### TASK PROMPT
Below are some entries; can you quote all of them exactly?

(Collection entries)
---

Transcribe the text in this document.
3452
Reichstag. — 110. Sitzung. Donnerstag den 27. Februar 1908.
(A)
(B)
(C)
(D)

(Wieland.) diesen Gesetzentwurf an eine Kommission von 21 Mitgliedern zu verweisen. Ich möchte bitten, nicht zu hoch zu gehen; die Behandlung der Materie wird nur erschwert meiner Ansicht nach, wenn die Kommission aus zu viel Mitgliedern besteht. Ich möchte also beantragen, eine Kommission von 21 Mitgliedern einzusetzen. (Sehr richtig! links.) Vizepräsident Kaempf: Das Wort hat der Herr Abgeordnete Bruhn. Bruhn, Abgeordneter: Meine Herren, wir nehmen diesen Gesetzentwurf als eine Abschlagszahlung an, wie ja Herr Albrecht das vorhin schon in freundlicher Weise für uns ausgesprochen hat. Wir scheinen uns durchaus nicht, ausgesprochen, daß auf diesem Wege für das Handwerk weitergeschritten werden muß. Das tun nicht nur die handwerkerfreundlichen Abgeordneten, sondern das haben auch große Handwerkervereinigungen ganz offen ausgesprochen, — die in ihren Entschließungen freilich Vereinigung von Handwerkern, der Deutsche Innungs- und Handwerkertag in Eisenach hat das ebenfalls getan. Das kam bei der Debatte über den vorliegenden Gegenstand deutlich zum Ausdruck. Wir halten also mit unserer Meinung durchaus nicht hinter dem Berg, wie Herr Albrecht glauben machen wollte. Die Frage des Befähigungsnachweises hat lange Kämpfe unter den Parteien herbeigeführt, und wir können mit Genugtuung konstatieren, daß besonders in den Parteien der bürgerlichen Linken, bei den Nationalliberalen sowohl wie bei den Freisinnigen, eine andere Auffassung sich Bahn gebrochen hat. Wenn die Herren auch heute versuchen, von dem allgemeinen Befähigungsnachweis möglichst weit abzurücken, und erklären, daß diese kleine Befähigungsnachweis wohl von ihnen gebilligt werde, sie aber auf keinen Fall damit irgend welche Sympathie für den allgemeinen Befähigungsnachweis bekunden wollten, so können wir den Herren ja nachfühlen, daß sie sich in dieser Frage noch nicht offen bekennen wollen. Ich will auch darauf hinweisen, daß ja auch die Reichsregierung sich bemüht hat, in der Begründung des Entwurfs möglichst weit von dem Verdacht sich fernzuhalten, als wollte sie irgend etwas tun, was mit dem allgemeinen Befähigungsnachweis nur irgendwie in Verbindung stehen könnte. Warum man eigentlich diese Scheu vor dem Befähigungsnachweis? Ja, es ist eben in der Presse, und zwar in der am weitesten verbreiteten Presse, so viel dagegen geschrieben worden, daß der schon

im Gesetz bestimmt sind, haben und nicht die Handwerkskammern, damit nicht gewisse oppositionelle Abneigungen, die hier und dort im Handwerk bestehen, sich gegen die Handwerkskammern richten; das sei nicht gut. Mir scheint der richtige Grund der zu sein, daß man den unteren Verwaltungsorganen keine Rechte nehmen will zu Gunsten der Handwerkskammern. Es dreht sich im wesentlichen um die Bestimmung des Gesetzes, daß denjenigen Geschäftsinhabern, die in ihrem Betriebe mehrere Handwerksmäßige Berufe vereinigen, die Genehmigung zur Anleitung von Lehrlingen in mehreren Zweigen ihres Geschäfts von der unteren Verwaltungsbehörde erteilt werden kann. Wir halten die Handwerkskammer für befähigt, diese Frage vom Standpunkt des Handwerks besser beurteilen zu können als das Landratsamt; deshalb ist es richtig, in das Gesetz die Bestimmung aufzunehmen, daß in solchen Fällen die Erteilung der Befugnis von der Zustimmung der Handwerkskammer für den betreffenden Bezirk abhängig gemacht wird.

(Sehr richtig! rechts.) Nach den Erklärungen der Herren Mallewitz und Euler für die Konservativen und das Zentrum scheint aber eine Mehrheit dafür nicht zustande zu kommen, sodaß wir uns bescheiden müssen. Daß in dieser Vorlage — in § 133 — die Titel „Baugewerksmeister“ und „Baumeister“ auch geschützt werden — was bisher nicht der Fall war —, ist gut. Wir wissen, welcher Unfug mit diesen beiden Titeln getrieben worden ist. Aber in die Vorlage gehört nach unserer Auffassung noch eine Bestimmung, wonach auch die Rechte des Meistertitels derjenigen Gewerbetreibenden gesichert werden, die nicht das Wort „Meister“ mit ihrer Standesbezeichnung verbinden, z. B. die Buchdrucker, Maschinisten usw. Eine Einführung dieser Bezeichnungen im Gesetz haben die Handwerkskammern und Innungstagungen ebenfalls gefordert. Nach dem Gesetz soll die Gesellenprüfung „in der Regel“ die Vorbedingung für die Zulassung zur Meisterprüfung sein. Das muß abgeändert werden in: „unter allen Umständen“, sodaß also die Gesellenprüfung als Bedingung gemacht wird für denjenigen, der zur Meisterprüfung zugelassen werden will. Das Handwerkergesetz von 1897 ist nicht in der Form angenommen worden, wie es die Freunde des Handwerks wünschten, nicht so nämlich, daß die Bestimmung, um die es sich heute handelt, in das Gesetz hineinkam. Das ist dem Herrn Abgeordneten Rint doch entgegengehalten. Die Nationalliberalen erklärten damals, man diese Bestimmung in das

---

### RESPONSE AREA
Transcribe the text in this document.
3452
Reichstag. — 110. Sitzung. Donnerstag den 27. Februar 1908.
(A)
(B)
(C)
(D)

(Wieland.) diesen Gesetzentwurf an eine Kommission von 21 Mitgliedern zu verweisen. Ich möchte bitten, nicht zu hoch zu gehen; die Behandlung der Materie wird nur erschwert meiner Ansicht nach, wenn die Kommission aus zu viel Mitgliedern besteht. Ich möchte also beantragen, eine Kommission von 21 Mitgliedern einzusetzen. (Sehr richtig! links.) Vizepräsident Kaempf: Das Wort hat der Herr Abgeordnete Bruhn. Bruhn, Abgeordneter: Meine Herren, wir nehmen diesen Gesetzentwurf als eine Abschlagszahlung an, wie ja Herr Albrecht das vorhin schon in freundlicher Weise für uns ausgesprochen hat. Wir scheinen uns durchaus nicht, ausgesprochen, daß auf diesem Wege für das Handwerk weitergeschritten werden muß. Das tun nicht nur die handwerkerfreundlichen Abgeordneten, sondern das haben auch große Handwerkervereinigungen ganz offen ausgesprochen, — die in ihren Entschließungen freilich Vereinigung von Handwerkern, der Deutsche Innungs- und Handwerkertag in Eisenach hat das ebenfalls getan. Das kam bei der Debatte über den vorliegenden Gegenstand deutlich zum Ausdruck. Wir halten also mit unserer Meinung durchaus nicht hinter dem Berg, wie Herr Albrecht glauben machen wollte. Die Frage des Befähigungsnachweises hat lange Kämpfe unter den Parteien herbeigeführt, und wir können mit Genugtuung konstatieren, daß besonders in den Parteien der bürgerlichen Linken, bei den Nationalliberalen sowohl wie bei den Freisinnigen, eine andere Auffassung sich Bahn gebrochen hat. Wenn die Herren auch heute versuchen, von dem allgemeinen Befähigungsnachweis möglichst weit abzurücken, und erklären, daß diese kleine Befähigungsnachweis wohl von ihnen gebilligt werde, sie aber auf keinen Fall damit irgend welche Sympathie für den allgemeinen Befähigungsnachweis bekunden wollten, so können wir den Herren ja nachfühlen, daß sie sich in dieser Frage noch nicht offen bekennen wollen. Ich will auch darauf hinweisen, daß ja auch die Reichsregierung sich bemüht hat, in der Begründung des Entwurfs möglichst weit von dem Verdacht sich fernzuhalten, als wollte sie irgend etwas tun, was mit dem allgemeinen Befähigungsnachweis nur irgendwie in Verbindung stehen könnte. Warum man eigentlich diese Scheu vor dem Befähigungsnachweis? Ja, es ist eben in der Presse, und zwar in der am weitesten verbreiteten Presse, so viel dagegen geschrieben worden, daß der schon

im Gesetz bestimmt sind, haben und nicht die Handwerkskammern, damit nicht gewisse oppositionelle Abneigungen, die hier und dort im Handwerk bestehen, sich gegen die Handwerkskammern richten; das sei nicht gut. Mir scheint der richtige Grund der zu sein, daß man den unteren Verwaltungsorganen keine Rechte nehmen will zu Gunsten der Handwerkskammern. Es dreht sich im wesentlichen um die Bestimmung des Gesetzes, daß denjenigen Geschäftsinhabern, die in ihrem Betriebe mehrere Handwerksmäßige Berufe vereinigen, die Genehmigung zur Anleitung von Lehrlingen in mehreren Zweigen ihres Geschäfts von der unteren Verwaltungsbehörde erteilt werden kann. Wir halten die Handwerkskammer für befähigt, diese Frage vom Standpunkt des Handwerks besser beurteilen zu können als das Landratsamt; deshalb ist es richtig, in das Gesetz die Bestimmung aufzunehmen, daß in solchen Fällen die Erteilung der Befugnis von der Zustimmung der Handwerkskammer für den betreffenden Bezirk abhängig gemacht wird.

(Sehr richtig! rechts.) Nach den Erklärungen der Herren Mallewitz und Euler für die Konservativen und das Zentrum scheint aber eine Mehrheit dafür nicht zustande zu kommen, sodaß wir uns bescheiden müssen. Daß in dieser Vorlage — in § 133 — die Titel „Baugewerksmeister“ und „Baumeister“ auch geschützt werden — was bisher nicht der Fall war —, ist gut. Wir wissen, welcher Unfug mit diesen beiden Titeln getrieben worden ist. Aber in die Vorlage gehört nach unserer Auffassung noch eine Bestimmung, wonach auch die Rechte des Meistertitels derjenigen Gewerbetreibenden gesichert werden, die nicht das Wort „Meister“ mit ihrer Standesbezeichnung verbinden, z. B. die Buchdrucker, Maschinisten usw. Eine Einführung dieser Bezeichnungen im Gesetz haben die Handwerkskammern und Innungstagungen ebenfalls gefordert. Nach dem Gesetz soll die Gesellenprüfung „in der Regel“ die Vorbedingung für die Zulassung zur Meisterprüfung sein. Das muß abgeändert werden in: „unter allen Umständen“, sodaß also die Gesellenprüfung als Bedingung gemacht wird für denjenigen, der zur Meisterprüfung zugelassen werden will. Das Handwerkergesetz von 1897 ist nicht in der Form angenommen worden, wie es die Freunde des Handwerks wünschten, nicht so nämlich, daß die Bestimmung, um die es sich heute handelt, in das Gesetz hineinkam. Das ist dem Herrn Abgeordneten Rint doch entgegengehalten. Die Nationalliberalen erklärten damals, man diese Bestimmung in das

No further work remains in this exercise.